**What needs to be done:**
Reproduce the listing verbatim.

-- Start --

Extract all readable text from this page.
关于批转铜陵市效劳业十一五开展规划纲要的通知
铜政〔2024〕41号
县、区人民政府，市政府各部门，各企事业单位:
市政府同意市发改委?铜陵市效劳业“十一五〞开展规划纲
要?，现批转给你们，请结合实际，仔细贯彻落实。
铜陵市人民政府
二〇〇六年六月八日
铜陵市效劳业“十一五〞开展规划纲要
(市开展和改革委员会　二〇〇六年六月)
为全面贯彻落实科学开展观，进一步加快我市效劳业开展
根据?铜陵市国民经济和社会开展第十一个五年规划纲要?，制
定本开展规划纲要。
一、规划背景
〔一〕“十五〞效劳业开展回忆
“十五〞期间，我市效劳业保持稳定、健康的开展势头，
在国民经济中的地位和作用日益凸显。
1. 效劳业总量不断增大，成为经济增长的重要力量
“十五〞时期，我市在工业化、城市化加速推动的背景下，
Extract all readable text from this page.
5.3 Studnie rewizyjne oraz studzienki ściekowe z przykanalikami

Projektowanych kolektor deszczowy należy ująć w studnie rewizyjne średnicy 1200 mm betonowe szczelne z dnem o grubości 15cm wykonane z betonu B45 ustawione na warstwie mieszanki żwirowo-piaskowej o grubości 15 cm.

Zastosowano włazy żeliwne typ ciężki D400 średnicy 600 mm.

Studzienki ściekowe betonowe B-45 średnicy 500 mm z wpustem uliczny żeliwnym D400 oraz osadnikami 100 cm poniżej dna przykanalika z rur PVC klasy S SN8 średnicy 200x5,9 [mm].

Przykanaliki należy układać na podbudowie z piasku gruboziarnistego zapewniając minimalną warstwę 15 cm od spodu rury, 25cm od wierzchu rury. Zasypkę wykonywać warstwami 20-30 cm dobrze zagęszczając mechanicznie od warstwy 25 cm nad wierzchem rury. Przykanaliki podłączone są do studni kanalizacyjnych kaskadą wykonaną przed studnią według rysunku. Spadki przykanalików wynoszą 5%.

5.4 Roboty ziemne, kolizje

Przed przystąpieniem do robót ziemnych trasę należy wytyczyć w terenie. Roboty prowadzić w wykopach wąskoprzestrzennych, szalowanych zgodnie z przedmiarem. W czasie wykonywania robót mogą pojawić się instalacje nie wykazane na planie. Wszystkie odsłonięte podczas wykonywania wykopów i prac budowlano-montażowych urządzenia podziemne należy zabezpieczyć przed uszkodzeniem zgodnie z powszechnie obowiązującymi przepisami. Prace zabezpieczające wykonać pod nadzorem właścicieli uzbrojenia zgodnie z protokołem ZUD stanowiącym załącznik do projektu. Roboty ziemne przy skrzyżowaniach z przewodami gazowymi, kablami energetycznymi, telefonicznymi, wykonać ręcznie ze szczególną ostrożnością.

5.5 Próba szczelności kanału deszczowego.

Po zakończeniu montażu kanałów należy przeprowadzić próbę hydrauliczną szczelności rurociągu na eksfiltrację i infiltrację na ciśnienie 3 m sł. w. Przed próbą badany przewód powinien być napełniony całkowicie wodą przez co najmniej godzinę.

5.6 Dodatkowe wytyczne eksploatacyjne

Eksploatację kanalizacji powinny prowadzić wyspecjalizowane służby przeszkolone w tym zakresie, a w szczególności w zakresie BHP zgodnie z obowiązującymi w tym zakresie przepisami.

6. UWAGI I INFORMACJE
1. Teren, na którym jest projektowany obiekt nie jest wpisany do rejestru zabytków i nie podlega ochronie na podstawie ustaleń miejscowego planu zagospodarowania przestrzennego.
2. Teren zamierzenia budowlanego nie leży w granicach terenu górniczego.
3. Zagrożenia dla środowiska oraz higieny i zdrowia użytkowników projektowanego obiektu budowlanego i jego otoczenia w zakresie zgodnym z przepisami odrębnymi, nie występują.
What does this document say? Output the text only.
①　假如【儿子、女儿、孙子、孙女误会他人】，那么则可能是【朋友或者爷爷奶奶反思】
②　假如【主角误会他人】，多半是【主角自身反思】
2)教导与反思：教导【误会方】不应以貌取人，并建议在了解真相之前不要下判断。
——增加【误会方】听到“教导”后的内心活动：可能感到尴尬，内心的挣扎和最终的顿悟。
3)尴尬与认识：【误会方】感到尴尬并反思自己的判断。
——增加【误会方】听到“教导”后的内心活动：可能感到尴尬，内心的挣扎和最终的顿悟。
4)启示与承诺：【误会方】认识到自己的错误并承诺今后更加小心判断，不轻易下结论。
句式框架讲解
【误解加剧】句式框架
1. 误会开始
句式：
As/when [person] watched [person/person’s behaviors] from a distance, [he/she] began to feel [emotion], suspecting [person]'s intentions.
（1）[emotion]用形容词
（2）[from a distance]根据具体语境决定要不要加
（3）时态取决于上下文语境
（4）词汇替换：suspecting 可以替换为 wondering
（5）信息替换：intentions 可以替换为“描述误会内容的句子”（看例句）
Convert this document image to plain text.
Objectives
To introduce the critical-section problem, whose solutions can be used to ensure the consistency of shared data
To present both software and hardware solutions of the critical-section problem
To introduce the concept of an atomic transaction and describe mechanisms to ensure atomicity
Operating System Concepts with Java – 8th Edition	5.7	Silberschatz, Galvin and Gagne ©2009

-- End --

**Task response:**
Extract all readable text from this page.
关于批转铜陵市效劳业十一五开展规划纲要的通知
铜政〔2024〕41号
县、区人民政府，市政府各部门，各企事业单位:
市政府同意市发改委?铜陵市效劳业“十一五〞开展规划纲
要?，现批转给你们，请结合实际，仔细贯彻落实。
铜陵市人民政府
二〇〇六年六月八日
铜陵市效劳业“十一五〞开展规划纲要
(市开展和改革委员会　二〇〇六年六月)
为全面贯彻落实科学开展观，进一步加快我市效劳业开展
根据?铜陵市国民经济和社会开展第十一个五年规划纲要?，制
定本开展规划纲要。
一、规划背景
〔一〕“十五〞效劳业开展回忆
“十五〞期间，我市效劳业保持稳定、健康的开展势头，
在国民经济中的地位和作用日益凸显。
1. 效劳业总量不断增大，成为经济增长的重要力量
“十五〞时期，我市在工业化、城市化加速推动的背景下，
Extract all readable text from this page.
5.3 Studnie rewizyjne oraz studzienki ściekowe z przykanalikami

Projektowanych kolektor deszczowy należy ująć w studnie rewizyjne średnicy 1200 mm betonowe szczelne z dnem o grubości 15cm wykonane z betonu B45 ustawione na warstwie mieszanki żwirowo-piaskowej o grubości 15 cm.

Zastosowano włazy żeliwne typ ciężki D400 średnicy 600 mm.

Studzienki ściekowe betonowe B-45 średnicy 500 mm z wpustem uliczny żeliwnym D400 oraz osadnikami 100 cm poniżej dna przykanalika z rur PVC klasy S SN8 średnicy 200x5,9 [mm].

Przykanaliki należy układać na podbudowie z piasku gruboziarnistego zapewniając minimalną warstwę 15 cm od spodu rury, 25cm od wierzchu rury. Zasypkę wykonywać warstwami 20-30 cm dobrze zagęszczając mechanicznie od warstwy 25 cm nad wierzchem rury. Przykanaliki podłączone są do studni kanalizacyjnych kaskadą wykonaną przed studnią według rysunku. Spadki przykanalików wynoszą 5%.

5.4 Roboty ziemne, kolizje

Przed przystąpieniem do robót ziemnych trasę należy wytyczyć w terenie. Roboty prowadzić w wykopach wąskoprzestrzennych, szalowanych zgodnie z przedmiarem. W czasie wykonywania robót mogą pojawić się instalacje nie wykazane na planie. Wszystkie odsłonięte podczas wykonywania wykopów i prac budowlano-montażowych urządzenia podziemne należy zabezpieczyć przed uszkodzeniem zgodnie z powszechnie obowiązującymi przepisami. Prace zabezpieczające wykonać pod nadzorem właścicieli uzbrojenia zgodnie z protokołem ZUD stanowiącym załącznik do projektu. Roboty ziemne przy skrzyżowaniach z przewodami gazowymi, kablami energetycznymi, telefonicznymi, wykonać ręcznie ze szczególną ostrożnością.

5.5 Próba szczelności kanału deszczowego.

Po zakończeniu montażu kanałów należy przeprowadzić próbę hydrauliczną szczelności rurociągu na eksfiltrację i infiltrację na ciśnienie 3 m sł. w. Przed próbą badany przewód powinien być napełniony całkowicie wodą przez co najmniej godzinę.

5.6 Dodatkowe wytyczne eksploatacyjne

Eksploatację kanalizacji powinny prowadzić wyspecjalizowane służby przeszkolone w tym zakresie, a w szczególności w zakresie BHP zgodnie z obowiązującymi w tym zakresie przepisami.

6. UWAGI I INFORMACJE
1. Teren, na którym jest projektowany obiekt nie jest wpisany do rejestru zabytków i nie podlega ochronie na podstawie ustaleń miejscowego planu zagospodarowania przestrzennego.
2. Teren zamierzenia budowlanego nie leży w granicach terenu górniczego.
3. Zagrożenia dla środowiska oraz higieny i zdrowia użytkowników projektowanego obiektu budowlanego i jego otoczenia w zakresie zgodnym z przepisami odrębnymi, nie występują.
What does this document say? Output the text only.
①　假如【儿子、女儿、孙子、孙女误会他人】，那么则可能是【朋友或者爷爷奶奶反思】
②　假如【主角误会他人】，多半是【主角自身反思】
2)教导与反思：教导【误会方】不应以貌取人，并建议在了解真相之前不要下判断。
——增加【误会方】听到“教导”后的内心活动：可能感到尴尬，内心的挣扎和最终的顿悟。
3)尴尬与认识：【误会方】感到尴尬并反思自己的判断。
——增加【误会方】听到“教导”后的内心活动：可能感到尴尬，内心的挣扎和最终的顿悟。
4)启示与承诺：【误会方】认识到自己的错误并承诺今后更加小心判断，不轻易下结论。
句式框架讲解
【误解加剧】句式框架
1. 误会开始
句式：
As/when [person] watched [person/person’s behaviors] from a distance, [he/she] began to feel [emotion], suspecting [person]'s intentions.
（1）[emotion]用形容词
（2）[from a distance]根据具体语境决定要不要加
（3）时态取决于上下文语境
（4）词汇替换：suspecting 可以替换为 wondering
（5）信息替换：intentions 可以替换为“描述误会内容的句子”（看例句）
Convert this document image to plain text.
Objectives
To introduce the critical-section problem, whose solutions can be used to ensure the consistency of shared data
To present both software and hardware solutions of the critical-section problem
To introduce the concept of an atomic transaction and describe mechanisms to ensure atomicity
Operating System Concepts with Java – 8th Edition	5.7	Silberschatz, Galvin and Gagne ©2009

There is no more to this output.